(Dataset records)
========================================================================

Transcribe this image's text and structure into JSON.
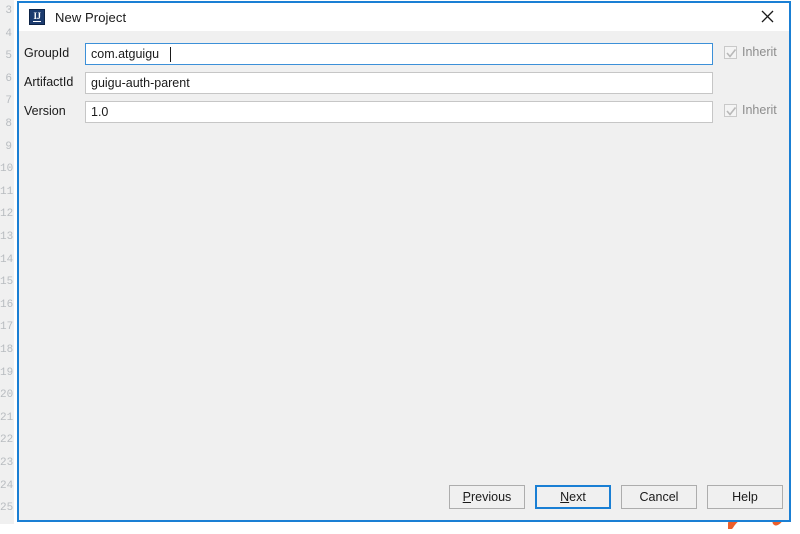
{
  "background": {
    "gutter_line_numbers": [
      "3",
      "4",
      "5",
      "6",
      "7",
      "8",
      "9",
      "10",
      "11",
      "12",
      "13",
      "14",
      "15",
      "16",
      "17",
      "18",
      "19",
      "20",
      "21",
      "22",
      "23",
      "24",
      "25"
    ],
    "editor_background_color": "#ffffff",
    "gutter_background_color": "#f0f0f0"
  },
  "annotation": {
    "name": "orange-hand-drawn-stroke",
    "color": "#ed5f2a"
  },
  "dialog": {
    "title": "New Project",
    "icon": "intellij-idea-icon",
    "close_label": "close-icon",
    "border_color": "#1a7fd4",
    "background_color": "#f0f0f0",
    "titlebar_background_color": "#ffffff",
    "fields": [
      {
        "label": "GroupId",
        "value": "com.atguigu",
        "placeholder": "",
        "focused": true,
        "has_inherit": true,
        "inherit_label": "Inherit",
        "inherit_checked": true,
        "inherit_enabled": false
      },
      {
        "label": "ArtifactId",
        "value": "guigu-auth-parent",
        "placeholder": "",
        "focused": false,
        "has_inherit": false,
        "inherit_label": "",
        "inherit_checked": false,
        "inherit_enabled": false
      },
      {
        "label": "Version",
        "value": "1.0",
        "placeholder": "",
        "focused": false,
        "has_inherit": true,
        "inherit_label": "Inherit",
        "inherit_checked": true,
        "inherit_enabled": false
      }
    ],
    "buttons": [
      {
        "label": "Previous",
        "mnemonic": "P",
        "default": false
      },
      {
        "label": "Next",
        "mnemonic": "N",
        "default": true
      },
      {
        "label": "Cancel",
        "mnemonic": "",
        "default": false
      },
      {
        "label": "Help",
        "mnemonic": "",
        "default": false
      }
    ]
  }
}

========================================================================

The exercise - Every entry above should be duplicated exactly. Do not include the images.

Result of this task -
Transcribe this image's text and structure into JSON.
{
  "background": {
    "gutter_line_numbers": [
      "3",
      "4",
      "5",
      "6",
      "7",
      "8",
      "9",
      "10",
      "11",
      "12",
      "13",
      "14",
      "15",
      "16",
      "17",
      "18",
      "19",
      "20",
      "21",
      "22",
      "23",
      "24",
      "25"
    ],
    "editor_background_color": "#ffffff",
    "gutter_background_color": "#f0f0f0"
  },
  "annotation": {
    "name": "orange-hand-drawn-stroke",
    "color": "#ed5f2a"
  },
  "dialog": {
    "title": "New Project",
    "icon": "intellij-idea-icon",
    "close_label": "close-icon",
    "border_color": "#1a7fd4",
    "background_color": "#f0f0f0",
    "titlebar_background_color": "#ffffff",
    "fields": [
      {
        "label": "GroupId",
        "value": "com.atguigu",
        "placeholder": "",
        "focused": true,
        "has_inherit": true,
        "inherit_label": "Inherit",
        "inherit_checked": true,
        "inherit_enabled": false
      },
      {
        "label": "ArtifactId",
        "value": "guigu-auth-parent",
        "placeholder": "",
        "focused": false,
        "has_inherit": false,
        "inherit_label": "",
        "inherit_checked": false,
        "inherit_enabled": false
      },
      {
        "label": "Version",
        "value": "1.0",
        "placeholder": "",
        "focused": false,
        "has_inherit": true,
        "inherit_label": "Inherit",
        "inherit_checked": true,
        "inherit_enabled": false
      }
    ],
    "buttons": [
      {
        "label": "Previous",
        "mnemonic": "P",
        "default": false
      },
      {
        "label": "Next",
        "mnemonic": "N",
        "default": true
      },
      {
        "label": "Cancel",
        "mnemonic": "",
        "default": false
      },
      {
        "label": "Help",
        "mnemonic": "",
        "default": false
      }
    ]
  }
}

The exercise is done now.